# Stated task 1:
From the review of Crank, copy word for word the passage that opens with "Through the Shattered" and closes with "call themselves, Neveldine/Taylor.".

Through the Shattered Lens has been quite eclectic when it comes to reviewing films, music and all forms of entertainment. While we’re not averse to the more high-brow and artistic fare what will come across to most visitors of the site is how love for grindhouse and exploitation films are quite strong in this place. Grindhouse and exploitation of the 60’s, 70’s and 80’s usually fill the bill but once in a while a certain film of aq more recent time frame will make the cut. One such film is the over-the-top, ultraviolent and extremely funny film Crank from Mark Neveldine and Brian Taylor, or as they like to call themselves, Neveldine/Taylor.
One thing I must point out is how this movie has confirmed Jason Statham in my eyes as the current action-star of the last couple years. A favorite of Brit action-auteur director Guy Ritchie, Statham has gradually built himself a decent list of action-movies that take good advantage of Statham’s old-school sense of machismo and smirking confidence reminiscent of the such past macho actors like Lee Marvin, Charles Bronson and Steve McQueen just to name a few. Statham is thick in body, but none too muscular and his wry, British sardonic personality mixes well with his many different action-movie personas. In Crank he pretty much steals and holds the ludicrous and unique different plot from spiralling out into camp and MST3K territory. Even though Statham would never be considered an acting giant, his performance as the hitman Chev Chelios racing against time to avenge his inevitable death was very well done. Crank starts with a bang and doesn’t let up. Like the actions and behavior of its main character, this film seems to be racing towards the end and not caring to slow down and give the audience a chance to take a breather. He literally willed this film to be nothing but crazily entertaining.
Many have called the idea for Crank as another derivative of the mid-90’s action film Speed. I’d be the first to say that they’re really not off the mark by much. Instead of a bus wired to explode if it dips below a predetermined speed, Crank puts the same premise and uses a human body instead. The human in question is one Chev Chelios whose botching of a contract hit lands him in a bit of hot water with the underworld bosses who hired him to do the job. Ambushed and knocked unconscious, Chelios soon wakes up to realize that something is definitely wrong with him. A bit of villain grandstanding from the employer he disappointed, Chelios quickly finds out that he has been injected with an exotic cocktail of chemicals called the Beijing Cocktail (definitely sounds like something made-up for a grindhouse flick) which would kill him by inhibiting his body’s ability to produce adrenaline. He learns from a colleague that he will need to keep his adrenaline pumping constantly to remain among the living and must do so by any means necessary. Whether he accomplishes this through extreme physical activities, drugs, and energy drinks Chelios must do them all in order to buy himself enough time to tie up lose ends in his life and to find the employers who have killed him. That is pretty much the story of Crank in a nutshell.

# Exercise materials:
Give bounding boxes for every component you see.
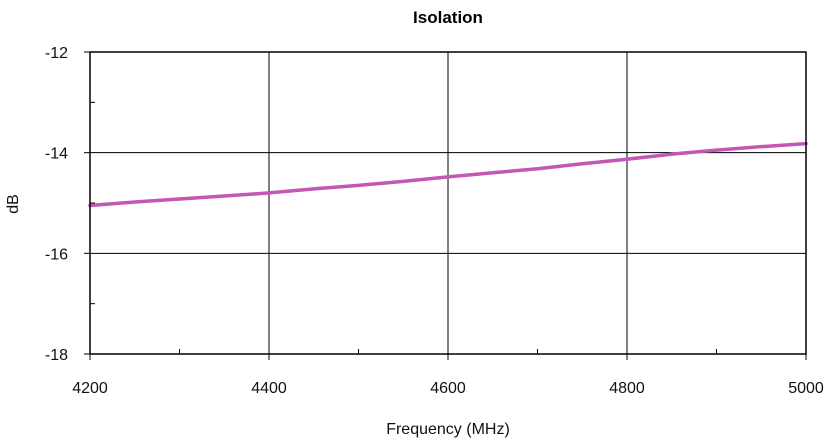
isolation-series-line — [88, 141, 808, 208]
grid-lines — [90, 52, 806, 354]
y-tick-label: -14 — [45, 146, 68, 163]
y-tick-label: -16 — [45, 246, 68, 263]
x-tick-label: 5000 — [788, 380, 824, 397]
x-tick-label: 4600 — [430, 380, 466, 397]
y-tick-label: -12 — [45, 45, 68, 62]
x-tick-labels: 4200 4400 4600 4800 5000 — [72, 380, 824, 397]
chart-title: Isolation — [413, 8, 483, 27]
y-axis-label: dB — [5, 194, 22, 214]
y-tick-labels: -12 -14 -16 -18 — [45, 45, 68, 364]
x-axis-label: Frequency (MHz) — [386, 421, 510, 438]
x-tick-label: 4800 — [609, 380, 645, 397]
series-layer — [88, 141, 808, 208]
x-tick-label: 4400 — [251, 380, 287, 397]
x-tick-label: 4200 — [72, 380, 108, 397]
tick-marks — [84, 51, 807, 360]
y-tick-label: -18 — [45, 347, 68, 364]
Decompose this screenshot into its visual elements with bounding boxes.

# Stated task 2:
Extract every line of the records above exactly as it appears, leaving out the pictures.

# Correct response 1:
Through the Shattered Lens has been quite eclectic when it comes to reviewing films, music and all forms of entertainment. While we’re not averse to the more high-brow and artistic fare what will come across to most visitors of the site is how love for grindhouse and exploitation films are quite strong in this place. Grindhouse and exploitation of the 60’s, 70’s and 80’s usually fill the bill but once in a while a certain film of aq more recent time frame will make the cut. One such film is the over-the-top, ultraviolent and extremely funny film Crank from Mark Neveldine and Brian Taylor, or as they like to call themselves, Neveldine/Taylor.

# Correct response 2:
Give bounding boxes for every component you see.
isolation-series-line — [88, 141, 808, 208]
grid-lines — [90, 52, 806, 354]
y-tick-label: -14 — [45, 146, 68, 163]
y-tick-label: -16 — [45, 246, 68, 263]
x-tick-label: 5000 — [788, 380, 824, 397]
x-tick-label: 4600 — [430, 380, 466, 397]
y-tick-label: -12 — [45, 45, 68, 62]
x-tick-labels: 4200 4400 4600 4800 5000 — [72, 380, 824, 397]
chart-title: Isolation — [413, 8, 483, 27]
y-axis-label: dB — [5, 194, 22, 214]
y-tick-labels: -12 -14 -16 -18 — [45, 45, 68, 364]
x-axis-label: Frequency (MHz) — [386, 421, 510, 438]
x-tick-label: 4800 — [609, 380, 645, 397]
series-layer — [88, 141, 808, 208]
x-tick-label: 4400 — [251, 380, 287, 397]
x-tick-label: 4200 — [72, 380, 108, 397]
tick-marks — [84, 51, 807, 360]
y-tick-label: -18 — [45, 347, 68, 364]
Decompose this screenshot into its visual elements with bounding boxes.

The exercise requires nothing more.